TASK DIRECTIONS: Transcribe every entry word for word, leaving out all images.

PROVIDED RECORDS:
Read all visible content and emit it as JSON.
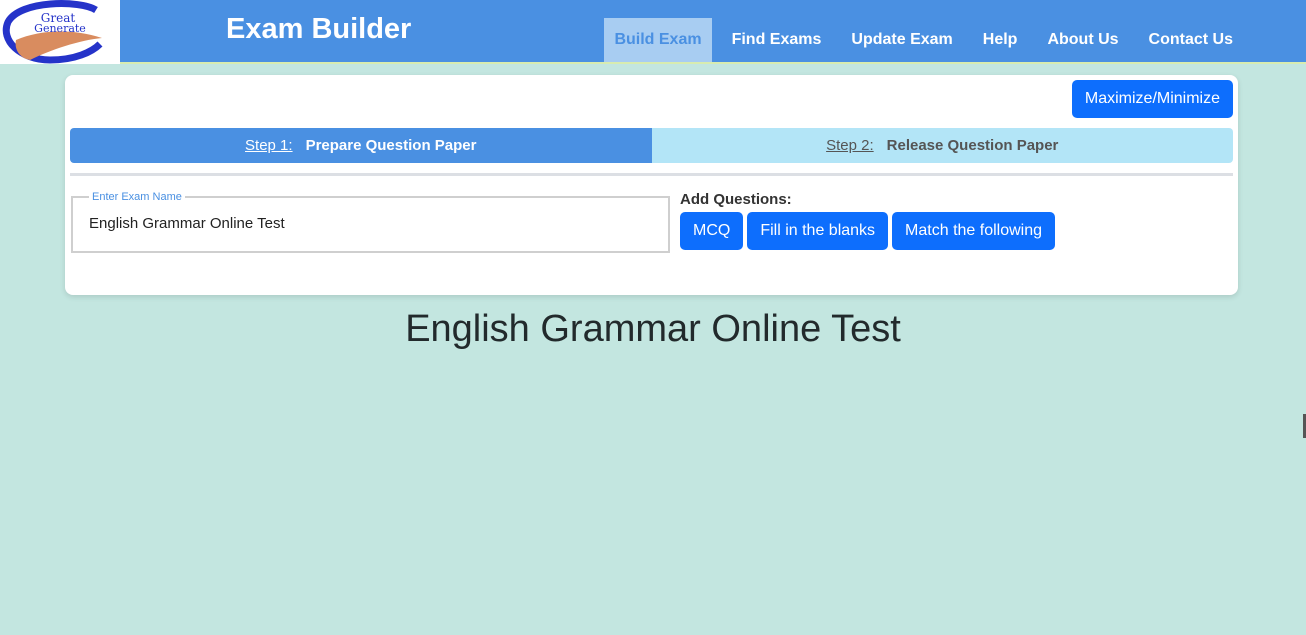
{
  "header": {
    "logo_text_top": "Great",
    "logo_text_bottom": "Generate",
    "title": "Exam Builder",
    "nav": [
      {
        "label": "Build Exam",
        "active": true
      },
      {
        "label": "Find Exams",
        "active": false
      },
      {
        "label": "Update Exam",
        "active": false
      },
      {
        "label": "Help",
        "active": false
      },
      {
        "label": "About Us",
        "active": false
      },
      {
        "label": "Contact Us",
        "active": false
      }
    ]
  },
  "card": {
    "maximize_label": "Maximize/Minimize",
    "steps": [
      {
        "num": "Step 1:",
        "label": "Prepare Question Paper",
        "active": true
      },
      {
        "num": "Step 2:",
        "label": "Release Question Paper",
        "active": false
      }
    ],
    "exam_name_legend": "Enter Exam Name",
    "exam_name_value": "English Grammar Online Test",
    "add_questions_label": "Add Questions:",
    "question_buttons": [
      "MCQ",
      "Fill in the blanks",
      "Match the following"
    ]
  },
  "exam_title": "English Grammar Online Test",
  "colors": {
    "navbar": "#4a90e2",
    "background": "#c3e6e0",
    "primary_button": "#0d6efd",
    "step_active": "#4a90e2",
    "step_inactive": "#b3e5f7"
  }
}
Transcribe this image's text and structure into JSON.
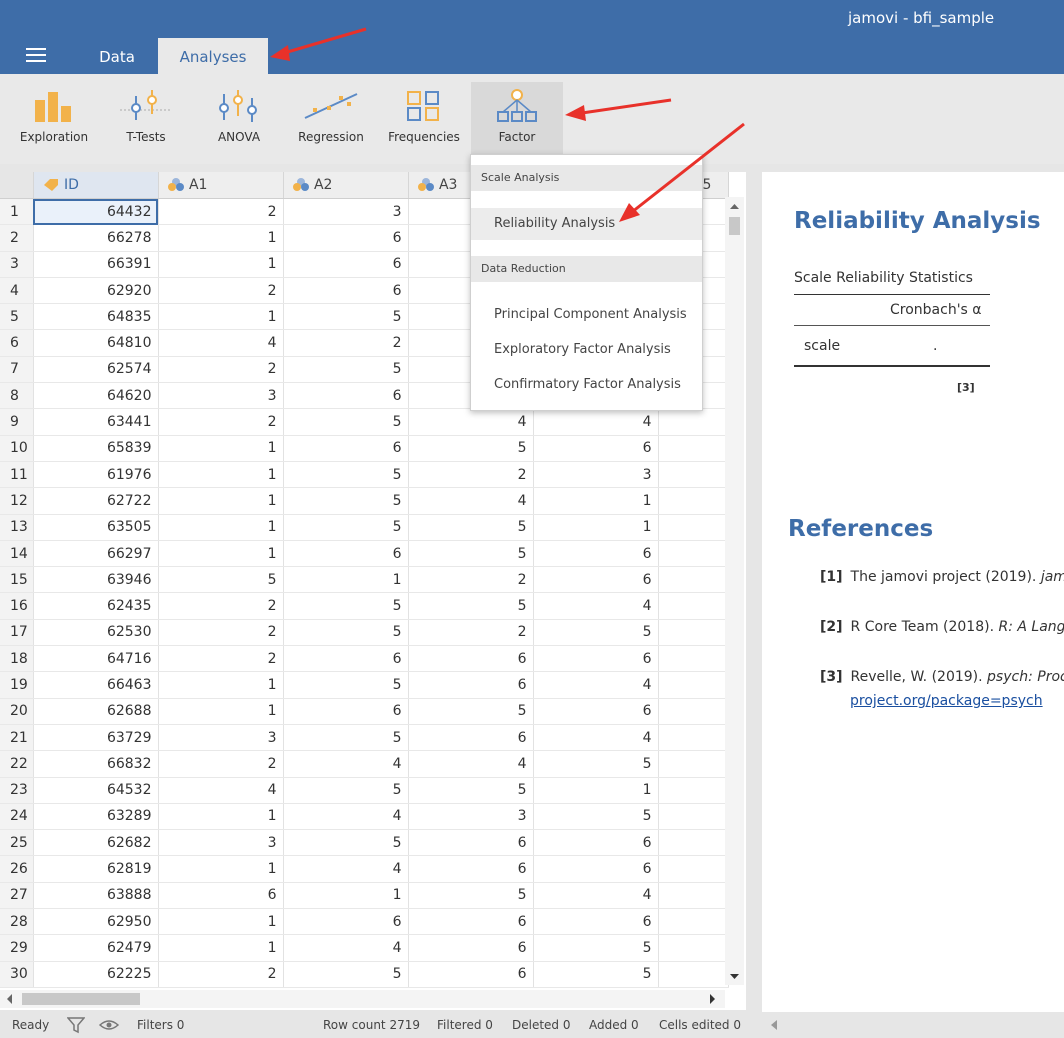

OUTPUT BELOW:
Read all visible content and emit it as JSON.
{
  "header": {
    "logo_text_top": "Great",
    "logo_text_bottom": "Generate",
    "title": "Exam Builder",
    "nav": [
      {
        "label": "Build Exam",
        "active": true
      },
      {
        "label": "Find Exams",
        "active": false
      },
      {
        "label": "Update Exam",
        "active": false
      },
      {
        "label": "Help",
        "active": false
      },
      {
        "label": "About Us",
        "active": false
      },
      {
        "label": "Contact Us",
        "active": false
      }
    ]
  },
  "card": {
    "maximize_label": "Maximize/Minimize",
    "steps": [
      {
        "num": "Step 1:",
        "label": "Prepare Question Paper",
        "active": true
      },
      {
        "num": "Step 2:",
        "label": "Release Question Paper",
        "active": false
      }
    ],
    "exam_name_legend": "Enter Exam Name",
    "exam_name_value": "English Grammar Online Test",
    "add_questions_label": "Add Questions:",
    "question_buttons": [
      "MCQ",
      "Fill in the blanks",
      "Match the following"
    ]
  },
  "exam_title": "English Grammar Online Test",
  "colors": {
    "navbar": "#4a90e2",
    "background": "#c3e6e0",
    "primary_button": "#0d6efd",
    "step_active": "#4a90e2",
    "step_inactive": "#b3e5f7"
  }
}
Transcribe this image's text and structure into JSON.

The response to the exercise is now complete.